_What the task requires_.
Report the count of lines below that include "name", without any other text.

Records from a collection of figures
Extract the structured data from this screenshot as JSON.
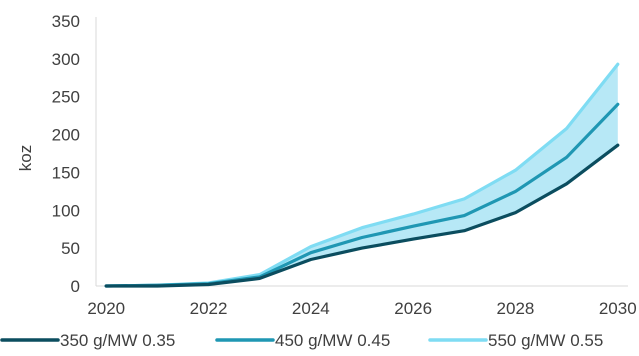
{
  "chart_data": {
    "type": "area",
    "x": [
      2020,
      2021,
      2022,
      2023,
      2024,
      2025,
      2026,
      2027,
      2028,
      2029,
      2030
    ],
    "series": [
      {
        "name": "350 g/MW 0.35",
        "color": "#0b4d5f",
        "values": [
          0,
          0,
          2,
          10,
          35,
          50,
          62,
          73,
          97,
          135,
          186
        ]
      },
      {
        "name": "450 g/MW 0.45",
        "color": "#1f97b3",
        "values": [
          0,
          1,
          3,
          12,
          44,
          64,
          79,
          93,
          125,
          170,
          240
        ]
      },
      {
        "name": "550 g/MW 0.55",
        "color": "#7fdcf3",
        "values": [
          0,
          1,
          4,
          15,
          52,
          77,
          95,
          115,
          153,
          208,
          293
        ]
      }
    ],
    "band": {
      "between": [
        "350 g/MW 0.35",
        "550 g/MW 0.55"
      ],
      "color": "#b7e8f6"
    },
    "ylabel": "koz",
    "xlabel": "",
    "ylim": [
      0,
      350
    ],
    "yticks": [
      0,
      50,
      100,
      150,
      200,
      250,
      300,
      350
    ],
    "xticks": [
      2020,
      2022,
      2024,
      2026,
      2028,
      2030
    ],
    "xlim": [
      2019.8,
      2030.2
    ],
    "grid": false,
    "legend": "bottom"
  }
}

_Response to this task_.
3